***** LISTING *****
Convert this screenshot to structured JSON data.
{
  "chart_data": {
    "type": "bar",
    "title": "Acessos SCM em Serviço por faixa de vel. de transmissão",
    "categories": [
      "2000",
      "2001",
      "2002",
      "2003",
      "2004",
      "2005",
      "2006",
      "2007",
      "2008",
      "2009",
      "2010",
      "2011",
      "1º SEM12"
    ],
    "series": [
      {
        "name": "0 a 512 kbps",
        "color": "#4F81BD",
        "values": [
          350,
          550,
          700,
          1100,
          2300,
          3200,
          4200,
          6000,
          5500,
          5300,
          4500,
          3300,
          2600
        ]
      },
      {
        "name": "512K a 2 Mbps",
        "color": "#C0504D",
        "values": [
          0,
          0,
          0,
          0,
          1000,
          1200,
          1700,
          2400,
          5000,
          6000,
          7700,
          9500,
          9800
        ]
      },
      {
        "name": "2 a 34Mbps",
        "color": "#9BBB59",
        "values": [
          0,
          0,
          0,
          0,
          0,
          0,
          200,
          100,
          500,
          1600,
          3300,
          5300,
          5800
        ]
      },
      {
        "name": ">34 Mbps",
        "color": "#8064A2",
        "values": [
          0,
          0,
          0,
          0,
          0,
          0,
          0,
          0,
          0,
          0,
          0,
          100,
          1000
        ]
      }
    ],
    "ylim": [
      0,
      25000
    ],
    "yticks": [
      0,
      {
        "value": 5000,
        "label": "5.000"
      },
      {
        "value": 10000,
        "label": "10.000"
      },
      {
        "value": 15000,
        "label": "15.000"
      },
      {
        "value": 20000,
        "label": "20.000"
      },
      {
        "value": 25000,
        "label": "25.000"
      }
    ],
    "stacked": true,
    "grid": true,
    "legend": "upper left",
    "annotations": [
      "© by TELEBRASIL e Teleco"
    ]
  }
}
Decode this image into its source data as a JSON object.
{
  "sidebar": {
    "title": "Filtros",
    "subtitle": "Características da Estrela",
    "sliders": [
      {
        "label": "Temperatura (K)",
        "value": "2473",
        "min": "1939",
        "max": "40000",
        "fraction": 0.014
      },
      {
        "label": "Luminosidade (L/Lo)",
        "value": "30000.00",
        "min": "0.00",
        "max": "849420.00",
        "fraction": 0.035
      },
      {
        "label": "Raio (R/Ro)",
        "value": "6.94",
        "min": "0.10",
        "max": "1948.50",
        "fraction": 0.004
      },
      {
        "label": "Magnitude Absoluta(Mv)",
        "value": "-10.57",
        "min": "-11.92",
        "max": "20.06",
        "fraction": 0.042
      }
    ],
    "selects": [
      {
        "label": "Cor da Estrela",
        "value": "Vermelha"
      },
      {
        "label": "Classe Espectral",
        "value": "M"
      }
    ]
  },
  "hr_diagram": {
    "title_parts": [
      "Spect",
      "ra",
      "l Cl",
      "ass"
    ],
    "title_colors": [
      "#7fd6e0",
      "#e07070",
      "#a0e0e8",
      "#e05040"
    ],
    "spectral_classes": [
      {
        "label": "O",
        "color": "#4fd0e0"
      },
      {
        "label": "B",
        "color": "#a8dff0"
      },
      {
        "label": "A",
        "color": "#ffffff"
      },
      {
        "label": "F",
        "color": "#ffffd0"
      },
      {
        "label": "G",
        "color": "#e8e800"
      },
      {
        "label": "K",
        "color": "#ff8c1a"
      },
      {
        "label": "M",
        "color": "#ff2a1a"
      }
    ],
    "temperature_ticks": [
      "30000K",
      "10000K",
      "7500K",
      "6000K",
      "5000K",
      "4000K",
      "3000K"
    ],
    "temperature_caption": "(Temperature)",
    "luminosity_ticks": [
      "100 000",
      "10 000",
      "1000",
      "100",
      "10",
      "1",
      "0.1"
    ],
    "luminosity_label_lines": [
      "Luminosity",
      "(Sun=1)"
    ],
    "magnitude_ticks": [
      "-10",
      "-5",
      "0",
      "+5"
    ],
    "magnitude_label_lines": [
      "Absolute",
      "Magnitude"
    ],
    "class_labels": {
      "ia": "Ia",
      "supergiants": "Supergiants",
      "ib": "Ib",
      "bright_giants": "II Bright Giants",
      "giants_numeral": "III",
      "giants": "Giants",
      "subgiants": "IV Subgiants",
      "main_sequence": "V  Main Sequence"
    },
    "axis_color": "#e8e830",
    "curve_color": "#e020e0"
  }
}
*****
- **DESCRIPTION OF THE TASK**
Set out every line from the material that contains the string "fraction".

- **EXERCISE SOLUTION**
        "fraction": 0.014
        "fraction": 0.035
        "fraction": 0.004
        "fraction": 0.042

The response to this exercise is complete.